Dataset rows:
^^^^

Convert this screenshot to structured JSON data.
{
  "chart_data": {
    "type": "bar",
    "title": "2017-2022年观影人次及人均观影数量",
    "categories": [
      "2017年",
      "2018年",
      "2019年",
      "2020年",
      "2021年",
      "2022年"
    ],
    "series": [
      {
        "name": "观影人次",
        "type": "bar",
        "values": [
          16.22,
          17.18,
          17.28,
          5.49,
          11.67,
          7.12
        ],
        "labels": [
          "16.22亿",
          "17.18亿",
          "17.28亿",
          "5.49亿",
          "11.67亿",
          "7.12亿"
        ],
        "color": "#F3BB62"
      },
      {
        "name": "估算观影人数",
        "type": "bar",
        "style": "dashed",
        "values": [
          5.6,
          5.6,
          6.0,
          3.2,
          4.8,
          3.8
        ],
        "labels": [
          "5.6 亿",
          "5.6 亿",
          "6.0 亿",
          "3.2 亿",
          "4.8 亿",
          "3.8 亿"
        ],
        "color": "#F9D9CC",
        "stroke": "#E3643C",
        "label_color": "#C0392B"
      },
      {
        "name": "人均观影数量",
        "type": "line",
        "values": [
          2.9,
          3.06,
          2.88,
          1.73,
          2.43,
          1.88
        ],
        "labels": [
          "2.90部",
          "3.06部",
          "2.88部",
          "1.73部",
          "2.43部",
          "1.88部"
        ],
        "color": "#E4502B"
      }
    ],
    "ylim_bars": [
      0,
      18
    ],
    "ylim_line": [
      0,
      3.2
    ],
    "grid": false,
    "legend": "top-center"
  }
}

^^^^

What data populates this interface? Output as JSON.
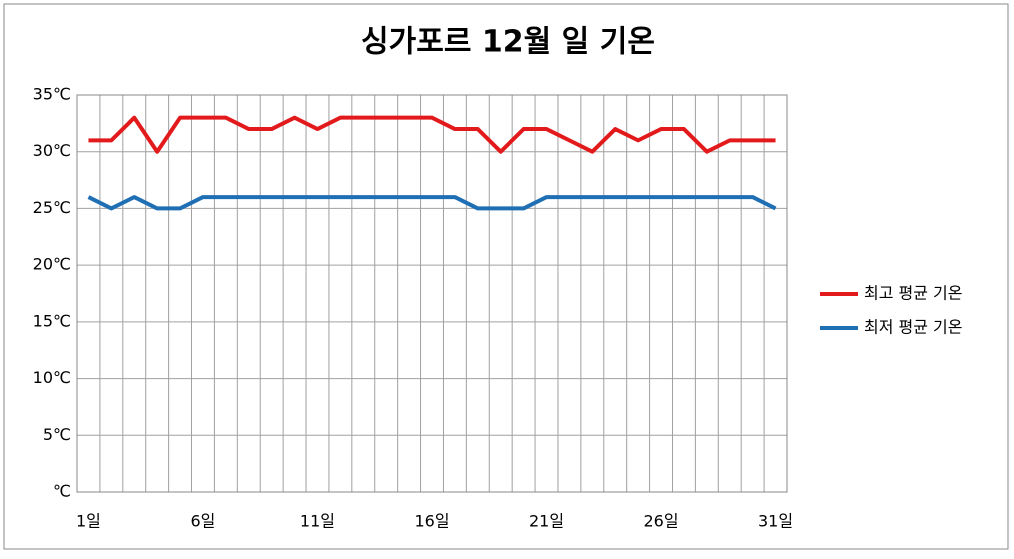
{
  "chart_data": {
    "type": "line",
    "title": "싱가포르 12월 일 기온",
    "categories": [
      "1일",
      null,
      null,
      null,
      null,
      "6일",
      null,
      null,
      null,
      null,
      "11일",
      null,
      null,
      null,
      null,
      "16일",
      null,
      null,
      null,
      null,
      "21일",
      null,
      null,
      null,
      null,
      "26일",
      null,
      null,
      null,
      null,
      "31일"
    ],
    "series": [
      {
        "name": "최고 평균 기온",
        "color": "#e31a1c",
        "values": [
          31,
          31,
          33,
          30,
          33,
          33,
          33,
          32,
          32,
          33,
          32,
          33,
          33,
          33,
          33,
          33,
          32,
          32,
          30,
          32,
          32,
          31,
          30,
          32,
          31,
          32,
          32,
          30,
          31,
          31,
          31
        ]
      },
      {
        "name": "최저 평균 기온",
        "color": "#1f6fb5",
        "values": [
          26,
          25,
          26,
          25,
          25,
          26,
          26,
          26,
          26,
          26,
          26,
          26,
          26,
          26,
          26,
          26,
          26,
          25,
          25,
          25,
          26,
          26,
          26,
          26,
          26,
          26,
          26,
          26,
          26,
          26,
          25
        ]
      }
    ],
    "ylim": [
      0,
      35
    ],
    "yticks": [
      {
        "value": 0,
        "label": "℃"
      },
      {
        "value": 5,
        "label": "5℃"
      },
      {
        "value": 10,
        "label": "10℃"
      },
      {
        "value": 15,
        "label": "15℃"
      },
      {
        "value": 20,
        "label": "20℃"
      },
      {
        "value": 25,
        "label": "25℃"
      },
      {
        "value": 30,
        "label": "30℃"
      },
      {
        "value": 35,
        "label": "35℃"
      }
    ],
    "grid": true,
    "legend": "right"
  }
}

^^^^

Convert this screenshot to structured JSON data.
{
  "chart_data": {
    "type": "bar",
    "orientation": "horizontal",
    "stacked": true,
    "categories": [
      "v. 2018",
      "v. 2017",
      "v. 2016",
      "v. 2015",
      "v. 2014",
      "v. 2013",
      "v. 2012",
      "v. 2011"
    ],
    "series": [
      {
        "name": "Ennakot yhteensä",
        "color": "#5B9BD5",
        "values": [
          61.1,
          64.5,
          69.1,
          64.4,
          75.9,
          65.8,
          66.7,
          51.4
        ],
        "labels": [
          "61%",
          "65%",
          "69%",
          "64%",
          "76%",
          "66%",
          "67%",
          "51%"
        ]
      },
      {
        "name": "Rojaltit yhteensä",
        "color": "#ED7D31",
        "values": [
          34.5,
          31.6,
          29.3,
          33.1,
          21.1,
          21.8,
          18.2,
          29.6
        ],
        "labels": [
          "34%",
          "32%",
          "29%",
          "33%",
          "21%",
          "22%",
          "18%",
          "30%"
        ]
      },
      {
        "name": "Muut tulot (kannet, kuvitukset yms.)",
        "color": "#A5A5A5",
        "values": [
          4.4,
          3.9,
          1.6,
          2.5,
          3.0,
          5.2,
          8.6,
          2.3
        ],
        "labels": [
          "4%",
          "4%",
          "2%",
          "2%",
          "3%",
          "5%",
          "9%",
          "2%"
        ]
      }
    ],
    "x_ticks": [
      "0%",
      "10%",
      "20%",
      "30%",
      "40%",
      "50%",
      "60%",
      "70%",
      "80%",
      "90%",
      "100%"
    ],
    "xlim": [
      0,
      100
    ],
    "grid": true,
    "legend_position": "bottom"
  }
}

^^^^

▸ Task instructions:
Scan the listing above for the word "yhteensä" and show each line where it is found.

▸ Reply:
        "name": "Ennakot yhteensä",
        "name": "Rojaltit yhteensä",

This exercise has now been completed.